• _WRITTEN INSTRUCTION_:
For the data that follows, report how many lines contain the word "type", and nothing else.

Data records:

___

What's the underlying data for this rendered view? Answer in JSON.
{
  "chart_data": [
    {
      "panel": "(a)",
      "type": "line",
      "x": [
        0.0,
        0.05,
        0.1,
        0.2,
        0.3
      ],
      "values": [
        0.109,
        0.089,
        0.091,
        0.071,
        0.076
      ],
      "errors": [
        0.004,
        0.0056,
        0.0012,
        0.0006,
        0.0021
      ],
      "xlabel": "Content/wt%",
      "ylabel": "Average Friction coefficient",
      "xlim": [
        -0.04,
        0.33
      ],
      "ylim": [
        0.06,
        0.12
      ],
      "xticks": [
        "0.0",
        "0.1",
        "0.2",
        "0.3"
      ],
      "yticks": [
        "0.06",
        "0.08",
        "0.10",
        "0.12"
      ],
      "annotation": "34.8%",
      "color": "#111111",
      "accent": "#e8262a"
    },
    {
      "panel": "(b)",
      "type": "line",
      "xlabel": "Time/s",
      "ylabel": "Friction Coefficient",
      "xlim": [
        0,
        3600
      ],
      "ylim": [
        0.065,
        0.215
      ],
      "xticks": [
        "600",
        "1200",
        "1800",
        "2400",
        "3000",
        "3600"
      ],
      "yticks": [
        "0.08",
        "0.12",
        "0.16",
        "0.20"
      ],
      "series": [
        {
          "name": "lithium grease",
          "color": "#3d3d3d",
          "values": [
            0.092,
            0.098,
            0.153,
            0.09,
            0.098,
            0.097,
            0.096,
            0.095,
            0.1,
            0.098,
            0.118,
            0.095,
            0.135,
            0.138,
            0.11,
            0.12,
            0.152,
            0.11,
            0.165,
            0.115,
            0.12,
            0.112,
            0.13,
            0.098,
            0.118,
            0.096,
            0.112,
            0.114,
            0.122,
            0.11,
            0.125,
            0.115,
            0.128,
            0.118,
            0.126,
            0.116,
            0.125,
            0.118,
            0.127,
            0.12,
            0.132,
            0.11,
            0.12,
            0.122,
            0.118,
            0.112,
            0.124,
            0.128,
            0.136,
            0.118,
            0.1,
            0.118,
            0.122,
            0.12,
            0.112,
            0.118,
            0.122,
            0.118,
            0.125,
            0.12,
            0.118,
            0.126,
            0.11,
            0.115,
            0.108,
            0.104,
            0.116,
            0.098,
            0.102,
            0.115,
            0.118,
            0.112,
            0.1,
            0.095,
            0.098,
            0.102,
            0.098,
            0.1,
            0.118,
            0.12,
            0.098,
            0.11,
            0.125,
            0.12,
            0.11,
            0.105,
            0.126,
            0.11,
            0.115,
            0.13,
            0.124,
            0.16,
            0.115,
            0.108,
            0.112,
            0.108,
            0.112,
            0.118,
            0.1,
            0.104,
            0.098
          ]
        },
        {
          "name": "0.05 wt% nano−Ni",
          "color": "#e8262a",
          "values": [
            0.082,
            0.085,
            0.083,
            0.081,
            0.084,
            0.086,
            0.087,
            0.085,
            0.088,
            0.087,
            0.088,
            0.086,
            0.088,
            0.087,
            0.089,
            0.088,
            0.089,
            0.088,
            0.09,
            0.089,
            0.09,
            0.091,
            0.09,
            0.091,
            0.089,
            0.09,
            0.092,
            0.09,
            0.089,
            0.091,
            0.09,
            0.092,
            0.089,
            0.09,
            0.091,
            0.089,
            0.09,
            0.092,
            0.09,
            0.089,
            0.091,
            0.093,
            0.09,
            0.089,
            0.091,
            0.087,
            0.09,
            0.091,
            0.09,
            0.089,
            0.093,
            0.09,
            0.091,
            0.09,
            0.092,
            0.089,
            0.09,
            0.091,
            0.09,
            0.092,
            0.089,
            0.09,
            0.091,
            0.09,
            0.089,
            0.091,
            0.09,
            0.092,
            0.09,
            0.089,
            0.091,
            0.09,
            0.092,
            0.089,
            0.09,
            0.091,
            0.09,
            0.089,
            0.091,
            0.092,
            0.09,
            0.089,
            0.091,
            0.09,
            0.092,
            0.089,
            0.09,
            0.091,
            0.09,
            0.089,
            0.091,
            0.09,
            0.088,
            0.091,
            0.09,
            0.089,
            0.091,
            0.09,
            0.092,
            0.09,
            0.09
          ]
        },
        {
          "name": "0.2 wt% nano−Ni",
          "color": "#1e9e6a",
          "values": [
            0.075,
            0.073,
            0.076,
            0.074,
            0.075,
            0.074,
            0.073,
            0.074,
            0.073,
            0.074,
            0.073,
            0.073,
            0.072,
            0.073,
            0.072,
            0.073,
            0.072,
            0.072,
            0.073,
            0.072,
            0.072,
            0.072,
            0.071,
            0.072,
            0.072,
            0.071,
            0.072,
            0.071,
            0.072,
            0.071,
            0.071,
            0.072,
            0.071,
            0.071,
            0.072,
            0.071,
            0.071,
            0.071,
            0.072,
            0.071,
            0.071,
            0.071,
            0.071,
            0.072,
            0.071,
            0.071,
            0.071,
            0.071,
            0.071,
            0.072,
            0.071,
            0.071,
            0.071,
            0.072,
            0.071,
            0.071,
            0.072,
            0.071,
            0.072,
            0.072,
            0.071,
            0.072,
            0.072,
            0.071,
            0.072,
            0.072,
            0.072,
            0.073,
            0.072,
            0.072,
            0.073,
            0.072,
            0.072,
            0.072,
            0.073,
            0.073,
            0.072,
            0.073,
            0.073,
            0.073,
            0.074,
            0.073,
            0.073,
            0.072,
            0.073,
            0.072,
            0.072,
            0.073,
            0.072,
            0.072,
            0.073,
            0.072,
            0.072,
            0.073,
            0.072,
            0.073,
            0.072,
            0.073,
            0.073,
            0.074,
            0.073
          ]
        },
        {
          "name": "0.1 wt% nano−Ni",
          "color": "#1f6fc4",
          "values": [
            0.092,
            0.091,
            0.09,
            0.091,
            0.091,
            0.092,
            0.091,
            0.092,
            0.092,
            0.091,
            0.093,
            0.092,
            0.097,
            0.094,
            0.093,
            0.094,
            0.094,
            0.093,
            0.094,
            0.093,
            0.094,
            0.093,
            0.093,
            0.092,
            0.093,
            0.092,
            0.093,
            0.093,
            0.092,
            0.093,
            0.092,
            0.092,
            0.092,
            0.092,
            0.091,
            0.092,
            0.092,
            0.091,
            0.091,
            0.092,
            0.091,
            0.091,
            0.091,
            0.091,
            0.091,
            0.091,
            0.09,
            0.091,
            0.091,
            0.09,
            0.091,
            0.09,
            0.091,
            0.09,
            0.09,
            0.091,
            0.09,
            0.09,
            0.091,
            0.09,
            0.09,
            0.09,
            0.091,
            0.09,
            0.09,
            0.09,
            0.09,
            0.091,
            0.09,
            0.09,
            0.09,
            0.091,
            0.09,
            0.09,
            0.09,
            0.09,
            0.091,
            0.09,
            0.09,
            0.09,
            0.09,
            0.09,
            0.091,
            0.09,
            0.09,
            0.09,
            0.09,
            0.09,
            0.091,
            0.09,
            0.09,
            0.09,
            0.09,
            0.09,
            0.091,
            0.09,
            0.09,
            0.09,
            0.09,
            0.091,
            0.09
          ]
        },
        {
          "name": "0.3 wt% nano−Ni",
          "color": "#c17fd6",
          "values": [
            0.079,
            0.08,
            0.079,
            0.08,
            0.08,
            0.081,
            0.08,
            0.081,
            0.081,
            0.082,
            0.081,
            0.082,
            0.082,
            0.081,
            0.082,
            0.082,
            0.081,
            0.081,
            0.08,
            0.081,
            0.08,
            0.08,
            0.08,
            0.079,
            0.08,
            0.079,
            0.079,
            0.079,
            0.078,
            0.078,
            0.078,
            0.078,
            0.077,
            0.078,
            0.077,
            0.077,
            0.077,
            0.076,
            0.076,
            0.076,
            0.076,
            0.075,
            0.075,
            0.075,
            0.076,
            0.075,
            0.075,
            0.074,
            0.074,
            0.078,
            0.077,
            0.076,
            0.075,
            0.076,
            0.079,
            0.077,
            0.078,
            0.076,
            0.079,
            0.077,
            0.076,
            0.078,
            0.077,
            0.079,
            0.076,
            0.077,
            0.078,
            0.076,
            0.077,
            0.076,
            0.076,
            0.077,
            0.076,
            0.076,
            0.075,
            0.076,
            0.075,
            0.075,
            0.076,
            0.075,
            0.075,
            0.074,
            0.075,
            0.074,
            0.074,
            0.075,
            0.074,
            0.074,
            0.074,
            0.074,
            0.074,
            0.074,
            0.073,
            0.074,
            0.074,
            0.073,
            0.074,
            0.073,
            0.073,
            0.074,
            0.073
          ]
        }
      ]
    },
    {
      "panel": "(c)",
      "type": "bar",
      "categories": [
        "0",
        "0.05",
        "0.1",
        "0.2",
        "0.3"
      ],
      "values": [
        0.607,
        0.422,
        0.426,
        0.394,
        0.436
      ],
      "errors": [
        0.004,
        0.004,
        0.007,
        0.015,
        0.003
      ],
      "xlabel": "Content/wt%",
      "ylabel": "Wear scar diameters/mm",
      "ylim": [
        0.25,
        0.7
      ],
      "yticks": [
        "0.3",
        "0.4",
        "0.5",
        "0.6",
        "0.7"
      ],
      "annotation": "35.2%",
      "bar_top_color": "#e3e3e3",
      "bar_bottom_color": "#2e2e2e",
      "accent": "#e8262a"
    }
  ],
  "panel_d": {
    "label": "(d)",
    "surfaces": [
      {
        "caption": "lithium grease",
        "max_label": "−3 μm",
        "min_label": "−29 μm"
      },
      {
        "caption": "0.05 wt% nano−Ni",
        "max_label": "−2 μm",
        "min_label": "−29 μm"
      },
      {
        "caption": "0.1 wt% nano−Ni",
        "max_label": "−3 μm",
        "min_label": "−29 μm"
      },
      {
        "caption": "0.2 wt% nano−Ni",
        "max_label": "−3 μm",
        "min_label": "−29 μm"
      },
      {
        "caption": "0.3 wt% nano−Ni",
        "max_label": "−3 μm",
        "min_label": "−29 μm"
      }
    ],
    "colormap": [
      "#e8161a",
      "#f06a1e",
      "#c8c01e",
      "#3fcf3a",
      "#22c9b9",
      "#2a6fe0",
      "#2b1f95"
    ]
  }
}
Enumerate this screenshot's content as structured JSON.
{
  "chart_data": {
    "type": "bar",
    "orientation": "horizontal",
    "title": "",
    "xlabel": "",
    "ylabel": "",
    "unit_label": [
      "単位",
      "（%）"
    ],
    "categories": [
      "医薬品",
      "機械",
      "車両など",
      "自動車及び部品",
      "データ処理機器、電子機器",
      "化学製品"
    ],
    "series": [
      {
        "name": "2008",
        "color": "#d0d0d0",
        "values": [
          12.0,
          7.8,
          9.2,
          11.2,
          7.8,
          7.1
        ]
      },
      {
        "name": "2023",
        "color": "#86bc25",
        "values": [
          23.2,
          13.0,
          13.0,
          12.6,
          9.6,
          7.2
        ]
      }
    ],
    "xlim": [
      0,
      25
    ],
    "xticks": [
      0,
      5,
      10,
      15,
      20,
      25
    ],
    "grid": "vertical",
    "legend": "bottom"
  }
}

___

• _EXERCISE OUTPUT_:
4